■ **Aim**
Where the data below has the string "كذلك", return the whole line.

[Begin Records for this task]

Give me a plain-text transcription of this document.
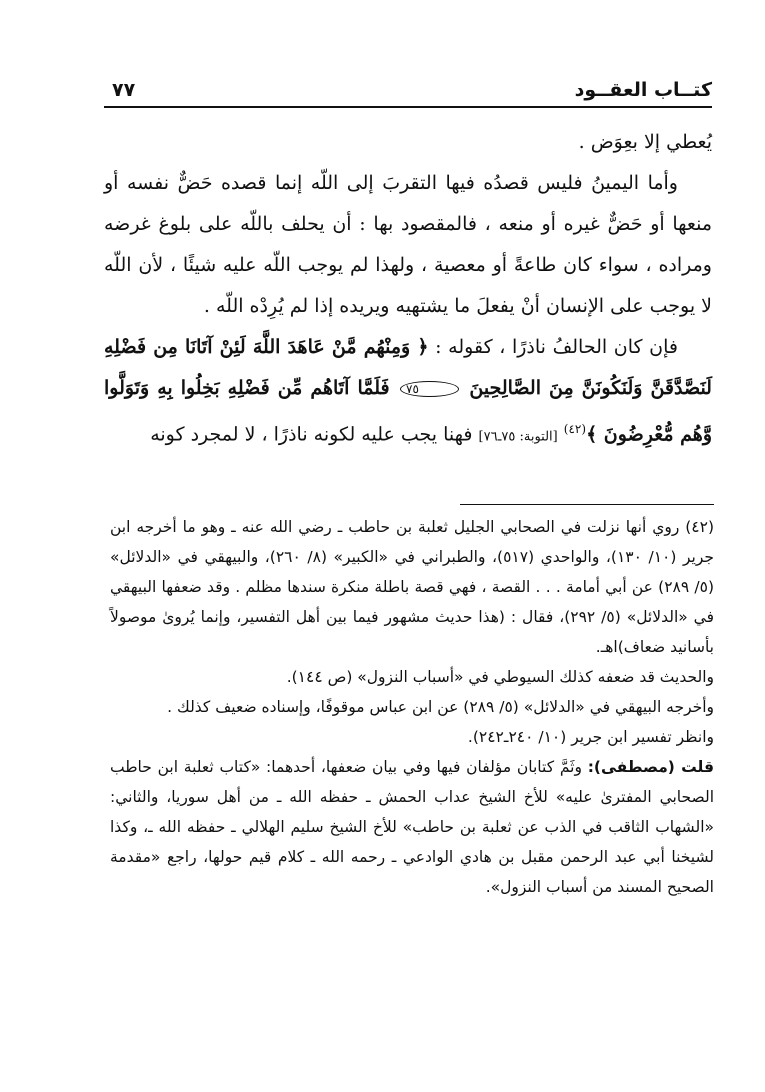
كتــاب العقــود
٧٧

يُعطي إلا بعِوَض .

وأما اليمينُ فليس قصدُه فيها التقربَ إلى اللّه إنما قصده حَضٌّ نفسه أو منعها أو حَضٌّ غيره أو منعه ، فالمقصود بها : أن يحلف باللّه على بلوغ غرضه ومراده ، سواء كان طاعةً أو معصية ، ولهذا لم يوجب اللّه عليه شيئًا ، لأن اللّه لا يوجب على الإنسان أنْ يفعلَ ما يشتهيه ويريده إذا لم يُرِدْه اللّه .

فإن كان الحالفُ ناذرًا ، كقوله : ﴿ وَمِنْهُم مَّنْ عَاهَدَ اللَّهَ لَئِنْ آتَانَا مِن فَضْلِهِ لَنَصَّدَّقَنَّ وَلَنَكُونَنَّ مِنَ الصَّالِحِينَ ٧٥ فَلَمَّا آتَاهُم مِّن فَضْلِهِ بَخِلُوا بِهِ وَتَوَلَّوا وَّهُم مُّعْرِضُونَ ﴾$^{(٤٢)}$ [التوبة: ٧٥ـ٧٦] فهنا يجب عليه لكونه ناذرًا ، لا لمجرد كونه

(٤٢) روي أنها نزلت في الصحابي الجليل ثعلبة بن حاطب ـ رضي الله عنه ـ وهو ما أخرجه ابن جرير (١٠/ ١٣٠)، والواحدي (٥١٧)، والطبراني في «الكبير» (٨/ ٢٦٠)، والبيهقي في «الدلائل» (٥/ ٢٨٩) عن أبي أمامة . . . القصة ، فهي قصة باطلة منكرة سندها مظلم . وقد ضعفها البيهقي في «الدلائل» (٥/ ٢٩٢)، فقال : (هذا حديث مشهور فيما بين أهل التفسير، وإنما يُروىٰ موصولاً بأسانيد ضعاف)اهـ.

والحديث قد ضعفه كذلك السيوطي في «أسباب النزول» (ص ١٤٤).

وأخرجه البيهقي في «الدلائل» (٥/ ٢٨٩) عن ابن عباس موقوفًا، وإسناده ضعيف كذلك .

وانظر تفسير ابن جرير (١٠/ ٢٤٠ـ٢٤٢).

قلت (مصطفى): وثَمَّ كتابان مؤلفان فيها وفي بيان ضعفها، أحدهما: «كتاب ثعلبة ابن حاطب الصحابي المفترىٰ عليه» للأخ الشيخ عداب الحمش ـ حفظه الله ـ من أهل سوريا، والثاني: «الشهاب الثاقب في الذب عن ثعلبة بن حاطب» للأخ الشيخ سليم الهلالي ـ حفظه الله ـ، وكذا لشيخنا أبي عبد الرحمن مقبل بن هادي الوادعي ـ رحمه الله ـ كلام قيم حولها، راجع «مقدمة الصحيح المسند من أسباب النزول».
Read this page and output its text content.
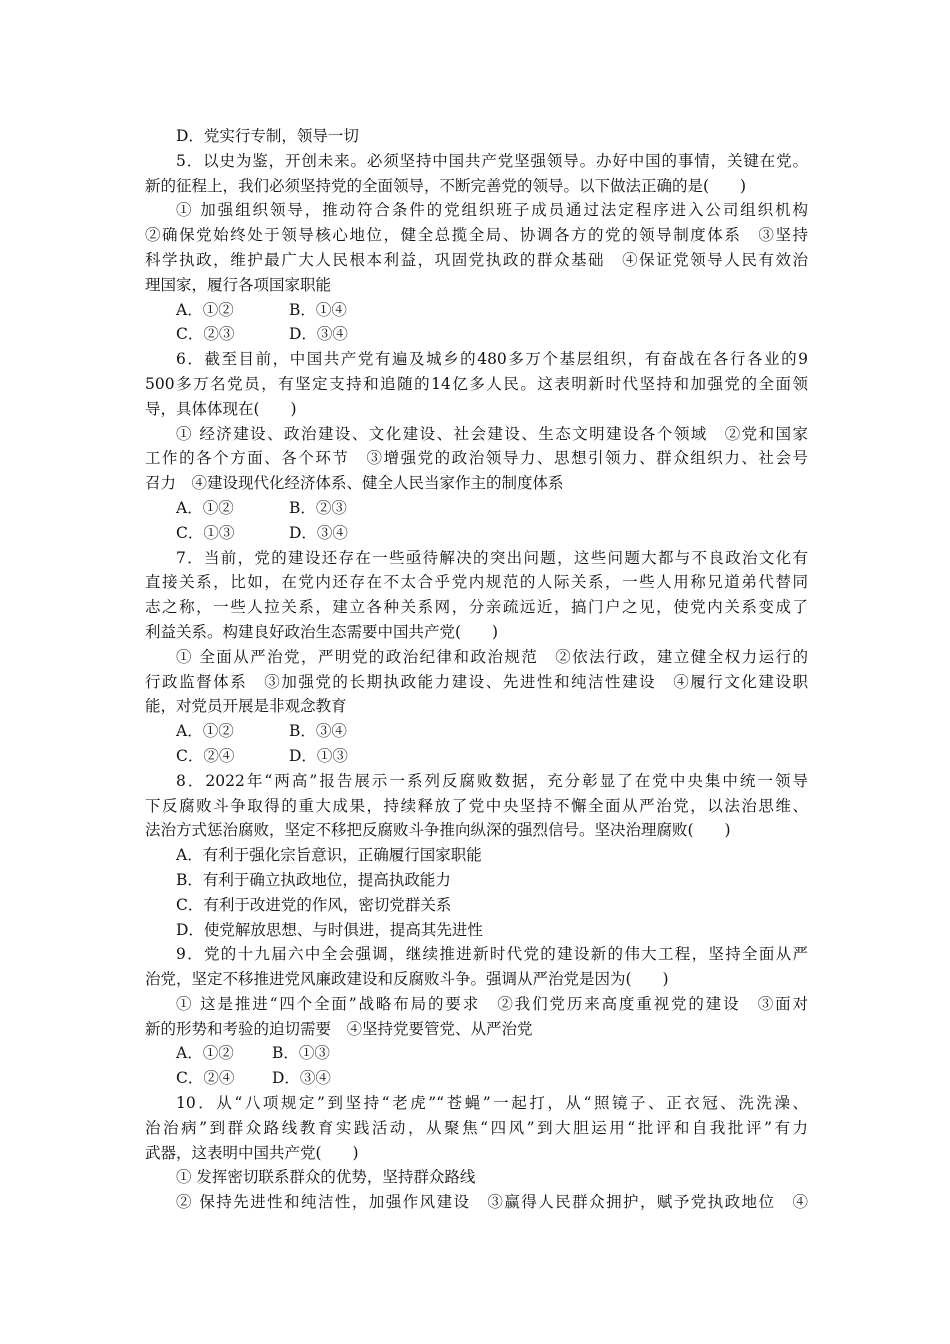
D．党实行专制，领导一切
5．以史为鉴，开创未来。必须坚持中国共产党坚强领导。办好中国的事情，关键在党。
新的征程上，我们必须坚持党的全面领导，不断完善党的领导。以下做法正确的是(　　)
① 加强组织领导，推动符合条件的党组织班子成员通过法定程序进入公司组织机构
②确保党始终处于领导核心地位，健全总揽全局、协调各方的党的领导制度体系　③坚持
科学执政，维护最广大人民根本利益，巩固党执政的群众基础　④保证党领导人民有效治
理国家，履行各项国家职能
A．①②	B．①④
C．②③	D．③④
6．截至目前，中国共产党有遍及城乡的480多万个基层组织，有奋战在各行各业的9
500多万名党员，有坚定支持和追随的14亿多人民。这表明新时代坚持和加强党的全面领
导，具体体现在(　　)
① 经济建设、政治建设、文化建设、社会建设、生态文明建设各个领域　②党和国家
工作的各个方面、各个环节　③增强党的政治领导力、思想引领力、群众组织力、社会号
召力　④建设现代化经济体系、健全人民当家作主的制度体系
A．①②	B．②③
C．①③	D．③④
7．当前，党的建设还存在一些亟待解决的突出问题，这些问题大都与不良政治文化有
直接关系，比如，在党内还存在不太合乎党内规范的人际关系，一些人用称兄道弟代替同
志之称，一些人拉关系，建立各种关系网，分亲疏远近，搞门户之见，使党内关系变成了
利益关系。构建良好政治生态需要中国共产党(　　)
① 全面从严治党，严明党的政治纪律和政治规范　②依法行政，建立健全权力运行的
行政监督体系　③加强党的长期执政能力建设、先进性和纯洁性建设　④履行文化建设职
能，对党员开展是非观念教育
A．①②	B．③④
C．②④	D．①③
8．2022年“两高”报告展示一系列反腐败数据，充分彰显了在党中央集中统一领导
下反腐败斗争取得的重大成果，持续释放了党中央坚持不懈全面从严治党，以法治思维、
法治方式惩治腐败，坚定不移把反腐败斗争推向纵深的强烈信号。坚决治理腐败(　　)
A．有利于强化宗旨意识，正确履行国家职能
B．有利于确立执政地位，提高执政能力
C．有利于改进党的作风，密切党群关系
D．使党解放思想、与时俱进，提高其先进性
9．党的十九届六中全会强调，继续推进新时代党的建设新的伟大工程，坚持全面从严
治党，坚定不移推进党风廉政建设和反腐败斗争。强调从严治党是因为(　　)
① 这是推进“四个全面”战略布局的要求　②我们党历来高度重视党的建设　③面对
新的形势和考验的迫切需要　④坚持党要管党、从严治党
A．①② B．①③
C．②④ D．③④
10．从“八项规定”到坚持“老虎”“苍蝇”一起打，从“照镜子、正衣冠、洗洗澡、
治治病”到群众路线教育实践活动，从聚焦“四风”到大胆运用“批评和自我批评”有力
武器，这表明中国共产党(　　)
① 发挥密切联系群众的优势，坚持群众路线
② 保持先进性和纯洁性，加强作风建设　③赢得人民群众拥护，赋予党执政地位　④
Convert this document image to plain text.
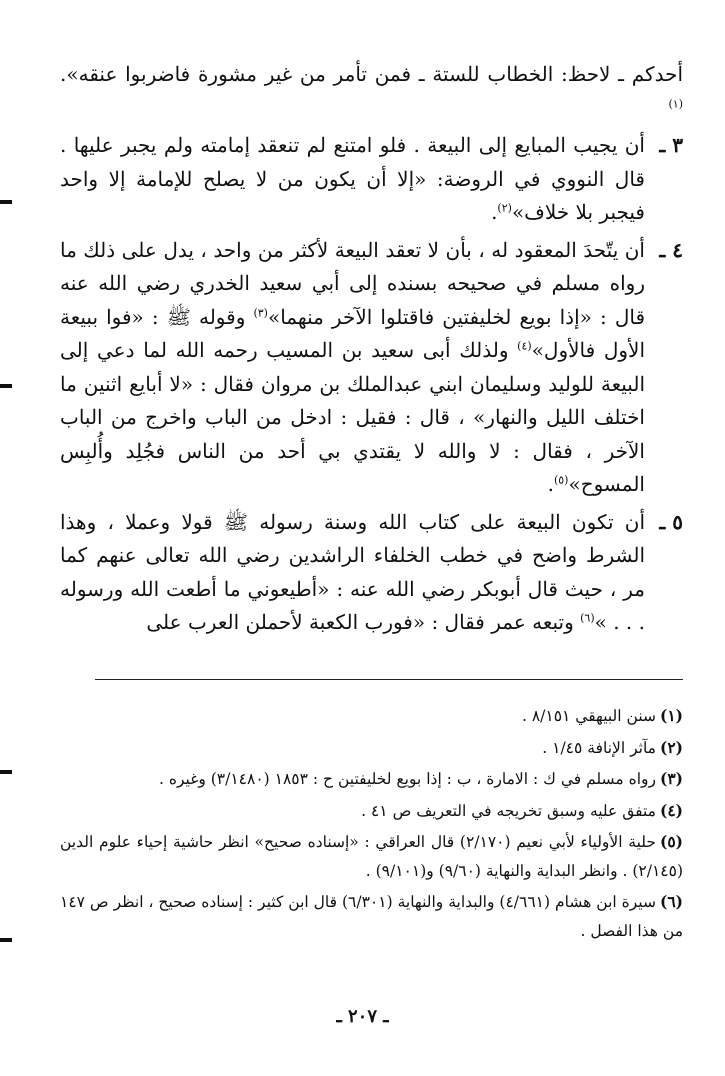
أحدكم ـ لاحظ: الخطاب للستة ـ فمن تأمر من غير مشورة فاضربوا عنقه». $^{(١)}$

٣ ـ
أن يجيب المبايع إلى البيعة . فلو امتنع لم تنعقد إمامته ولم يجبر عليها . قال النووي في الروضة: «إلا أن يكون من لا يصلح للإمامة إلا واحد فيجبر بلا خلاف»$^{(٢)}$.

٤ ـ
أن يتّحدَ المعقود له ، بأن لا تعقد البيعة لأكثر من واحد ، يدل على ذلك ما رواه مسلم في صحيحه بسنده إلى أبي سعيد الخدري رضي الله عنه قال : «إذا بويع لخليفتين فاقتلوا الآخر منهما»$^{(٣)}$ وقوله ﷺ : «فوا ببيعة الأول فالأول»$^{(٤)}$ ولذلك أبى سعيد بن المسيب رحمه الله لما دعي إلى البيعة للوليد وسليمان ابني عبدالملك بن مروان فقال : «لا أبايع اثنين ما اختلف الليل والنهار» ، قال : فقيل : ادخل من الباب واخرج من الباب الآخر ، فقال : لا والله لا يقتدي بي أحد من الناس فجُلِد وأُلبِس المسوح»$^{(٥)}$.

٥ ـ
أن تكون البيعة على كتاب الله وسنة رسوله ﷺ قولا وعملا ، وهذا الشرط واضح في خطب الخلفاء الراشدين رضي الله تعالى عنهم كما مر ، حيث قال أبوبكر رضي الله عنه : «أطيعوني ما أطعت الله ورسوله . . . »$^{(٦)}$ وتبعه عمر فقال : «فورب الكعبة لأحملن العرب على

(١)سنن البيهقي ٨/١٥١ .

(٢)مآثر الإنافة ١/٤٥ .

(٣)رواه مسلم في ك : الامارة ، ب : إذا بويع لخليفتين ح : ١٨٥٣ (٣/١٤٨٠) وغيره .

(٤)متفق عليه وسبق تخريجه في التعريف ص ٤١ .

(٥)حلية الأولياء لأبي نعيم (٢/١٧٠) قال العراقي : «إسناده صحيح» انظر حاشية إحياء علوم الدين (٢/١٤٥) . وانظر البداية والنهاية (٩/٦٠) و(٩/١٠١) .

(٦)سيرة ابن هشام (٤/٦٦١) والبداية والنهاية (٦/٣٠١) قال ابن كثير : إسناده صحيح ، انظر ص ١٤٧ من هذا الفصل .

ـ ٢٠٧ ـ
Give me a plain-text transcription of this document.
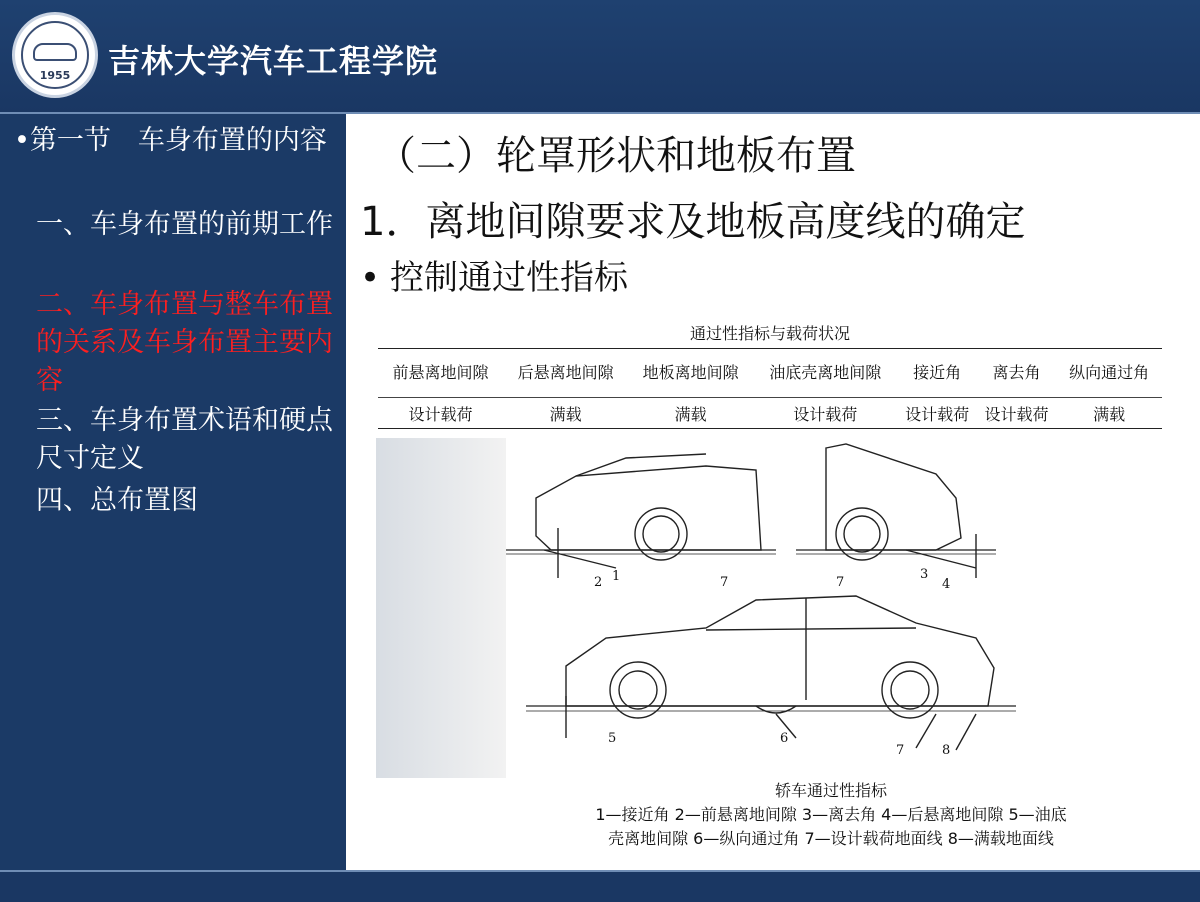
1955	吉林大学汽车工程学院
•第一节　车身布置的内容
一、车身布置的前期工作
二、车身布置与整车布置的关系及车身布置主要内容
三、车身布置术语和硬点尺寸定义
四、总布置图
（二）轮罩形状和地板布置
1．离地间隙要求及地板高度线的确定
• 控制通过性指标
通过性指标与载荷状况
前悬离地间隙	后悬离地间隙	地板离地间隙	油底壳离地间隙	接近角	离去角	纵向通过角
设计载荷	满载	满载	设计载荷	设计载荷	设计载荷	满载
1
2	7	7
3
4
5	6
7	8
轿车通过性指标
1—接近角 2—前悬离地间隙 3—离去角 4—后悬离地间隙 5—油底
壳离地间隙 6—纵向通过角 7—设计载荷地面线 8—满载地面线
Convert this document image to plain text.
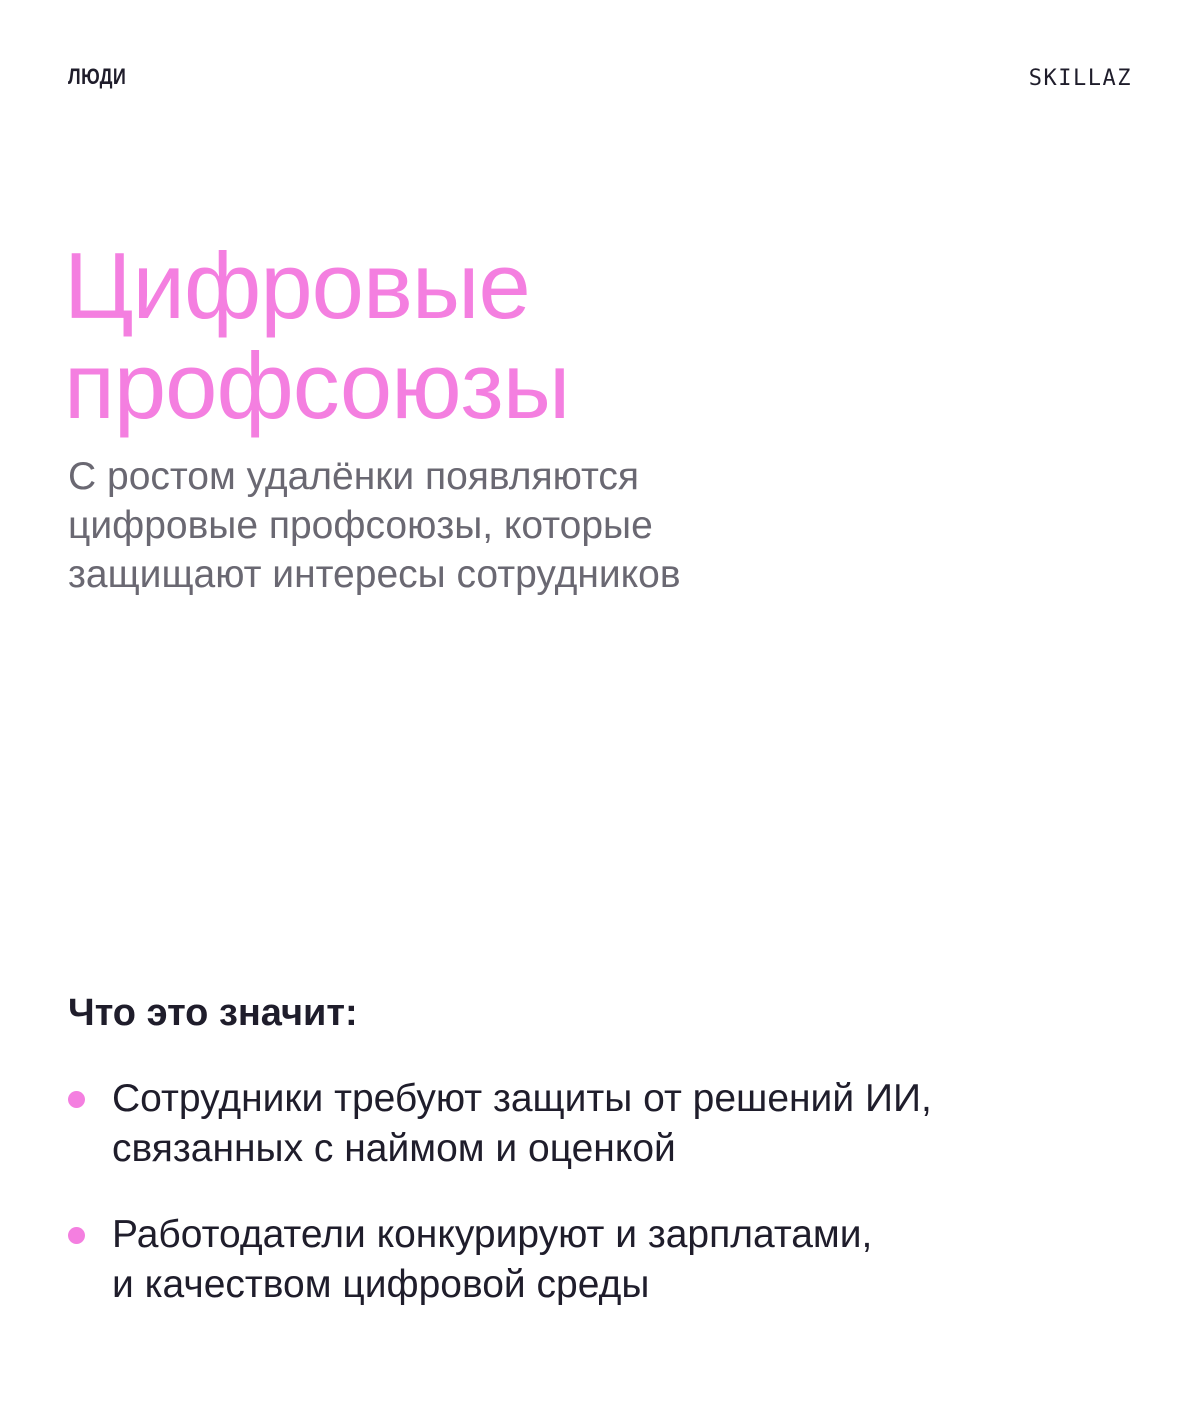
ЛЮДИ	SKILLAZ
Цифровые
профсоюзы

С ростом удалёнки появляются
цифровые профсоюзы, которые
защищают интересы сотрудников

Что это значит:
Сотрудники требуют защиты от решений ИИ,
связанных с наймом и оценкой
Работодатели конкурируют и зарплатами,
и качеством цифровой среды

[End Records for this task]

■ **Response below**
والحديث قد ضعفه كذلك السيوطي في «أسباب النزول» (ص ١٤٤).
وأخرجه البيهقي في «الدلائل» (٥/ ٢٨٩) عن ابن عباس موقوفًا، وإسناده ضعيف كذلك .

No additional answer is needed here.